Print all the entries verbatim.
++++++++
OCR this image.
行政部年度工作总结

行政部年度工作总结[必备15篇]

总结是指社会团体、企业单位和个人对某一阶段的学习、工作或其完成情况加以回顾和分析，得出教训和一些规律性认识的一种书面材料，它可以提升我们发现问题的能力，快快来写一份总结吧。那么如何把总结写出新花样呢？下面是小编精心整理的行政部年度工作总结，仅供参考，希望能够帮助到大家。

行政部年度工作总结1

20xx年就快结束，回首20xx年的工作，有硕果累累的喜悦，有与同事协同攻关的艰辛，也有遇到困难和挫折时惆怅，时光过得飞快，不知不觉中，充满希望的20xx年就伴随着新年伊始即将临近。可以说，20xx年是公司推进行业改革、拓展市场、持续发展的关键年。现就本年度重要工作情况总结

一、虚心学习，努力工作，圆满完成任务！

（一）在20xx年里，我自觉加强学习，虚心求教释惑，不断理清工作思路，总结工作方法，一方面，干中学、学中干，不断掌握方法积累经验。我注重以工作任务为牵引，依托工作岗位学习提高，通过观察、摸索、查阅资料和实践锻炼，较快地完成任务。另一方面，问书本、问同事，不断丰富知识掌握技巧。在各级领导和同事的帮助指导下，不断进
++++++++
The result
OCR this image.
行政部年度工作总结

行政部年度工作总结[必备15篇]

总结是指社会团体、企业单位和个人对某一阶段的学习、工作或其完成情况加以回顾和分析，得出教训和一些规律性认识的一种书面材料，它可以提升我们发现问题的能力，快快来写一份总结吧。那么如何把总结写出新花样呢？下面是小编精心整理的行政部年度工作总结，仅供参考，希望能够帮助到大家。

行政部年度工作总结1

20xx年就快结束，回首20xx年的工作，有硕果累累的喜悦，有与同事协同攻关的艰辛，也有遇到困难和挫折时惆怅，时光过得飞快，不知不觉中，充满希望的20xx年就伴随着新年伊始即将临近。可以说，20xx年是公司推进行业改革、拓展市场、持续发展的关键年。现就本年度重要工作情况总结

一、虚心学习，努力工作，圆满完成任务！

（一）在20xx年里，我自觉加强学习，虚心求教释惑，不断理清工作思路，总结工作方法，一方面，干中学、学中干，不断掌握方法积累经验。我注重以工作任务为牵引，依托工作岗位学习提高，通过观察、摸索、查阅资料和实践锻炼，较快地完成任务。另一方面，问书本、问同事，不断丰富知识掌握技巧。在各级领导和同事的帮助指导下，不断进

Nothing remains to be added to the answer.